> Set task: Of all the lines in these entries, how many contain the string "místo"? Give only that count.

Dataset items
────────────────

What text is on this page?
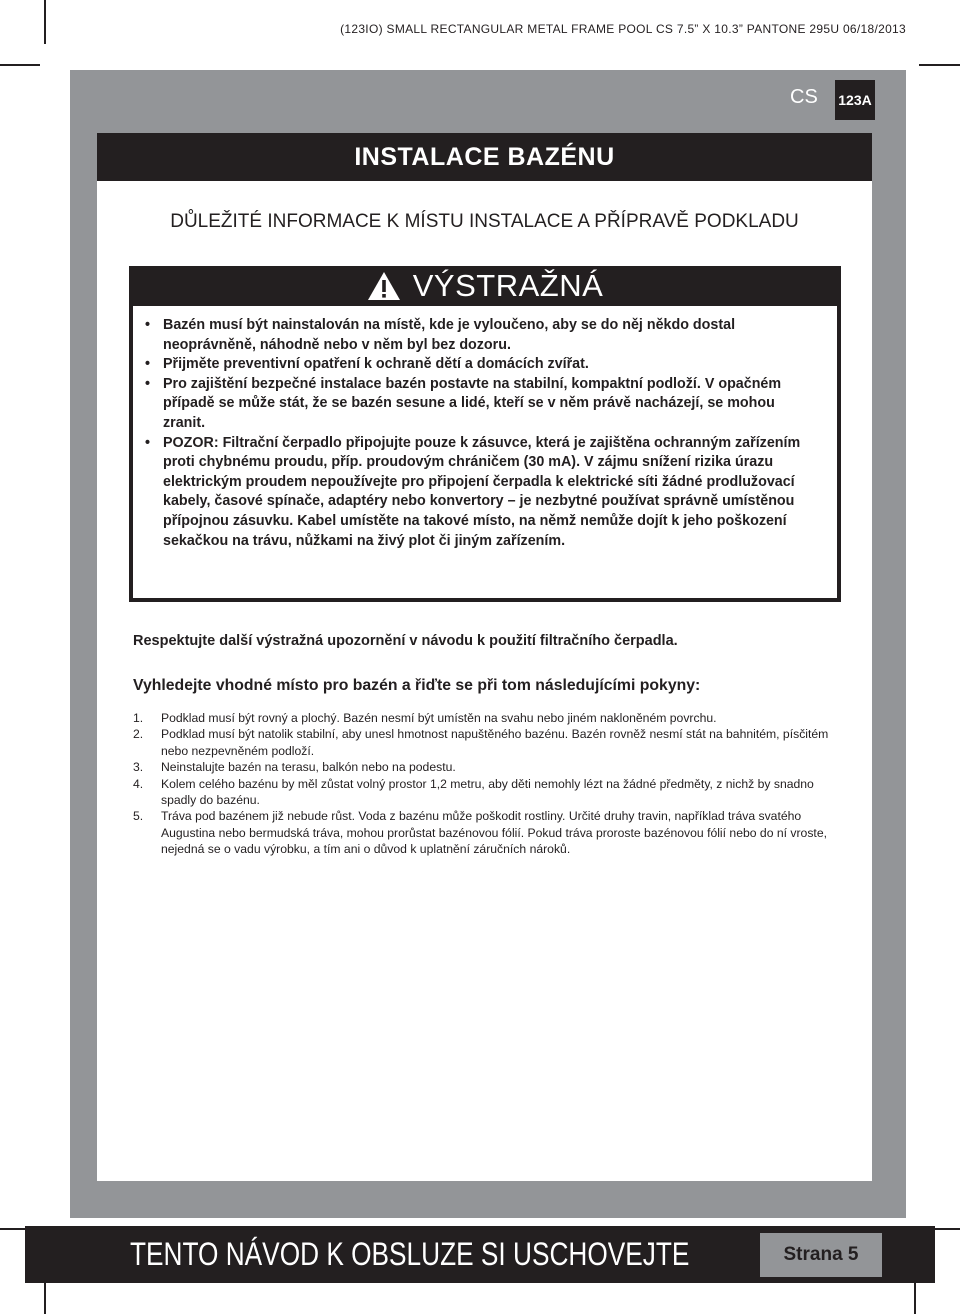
(123IO) SMALL RECTANGULAR METAL FRAME POOL CS 7.5” X 10.3” PANTONE 295U 06/18/2013
CS 123A
INSTALACE BAZÉNU
DŮLEŽITÉ INFORMACE K MÍSTU INSTALACE A PŘÍPRAVĚ PODKLADU
VÝSTRAŽNÁ
• Bazén musí být nainstalován na místě, kde je vyloučeno, aby se do něj někdo dostal neoprávněně, náhodně nebo v něm byl bez dozoru.
• Přijměte preventivní opatření k ochraně dětí a domácích zvířat.
• Pro zajištění bezpečné instalace bazén postavte na stabilní, kompaktní podloží. V opačném případě se může stát, že se bazén sesune a lidé, kteří se v něm právě nacházejí, se mohou zranit.
• POZOR: Filtrační čerpadlo připojujte pouze k zásuvce, která je zajištěna ochranným zařízením proti chybnému proudu, příp. proudovým chráničem (30 mA). V zájmu snížení rizika úrazu elektrickým proudem nepoužívejte pro připojení čerpadla k elektrické síti žádné prodlužovací kabely, časové spínače, adaptéry nebo konvertory – je nezbytné používat správně umístěnou přípojnou zásuvku. Kabel umístěte na takové místo, na němž nemůže dojít k jeho poškození sekačkou na trávu, nůžkami na živý plot či jiným zařízením.
Respektujte další výstražná upozornění v návodu k použití filtračního čerpadla.
Vyhledejte vhodné místo pro bazén a řiďte se při tom následujícími pokyny:
1. Podklad musí být rovný a plochý. Bazén nesmí být umístěn na svahu nebo jiném nakloněném povrchu.
2. Podklad musí být natolik stabilní, aby unesl hmotnost napuštěného bazénu. Bazén rovněž nesmí stát na bahnitém, písčitém nebo nezpevněném podloží.
3. Neinstalujte bazén na terasu, balkón nebo na podestu.
4. Kolem celého bazénu by měl zůstat volný prostor 1,2 metru, aby děti nemohly lézt na žádné předměty, z nichž by snadno spadly do bazénu.
5. Tráva pod bazénem již nebude růst. Voda z bazénu může poškodit rostliny. Určité druhy travin, například tráva svatého Augustina nebo bermudská tráva, mohou prorůstat bazénovou fólií. Pokud tráva proroste bazénovou fólií nebo do ní vroste, nejedná se o vadu výrobku, a tím ani o důvod k uplatnění záručních nároků.
TENTO NÁVOD K OBSLUZE SI USCHOVEJTE	Strana 5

────────────────

> The output: 2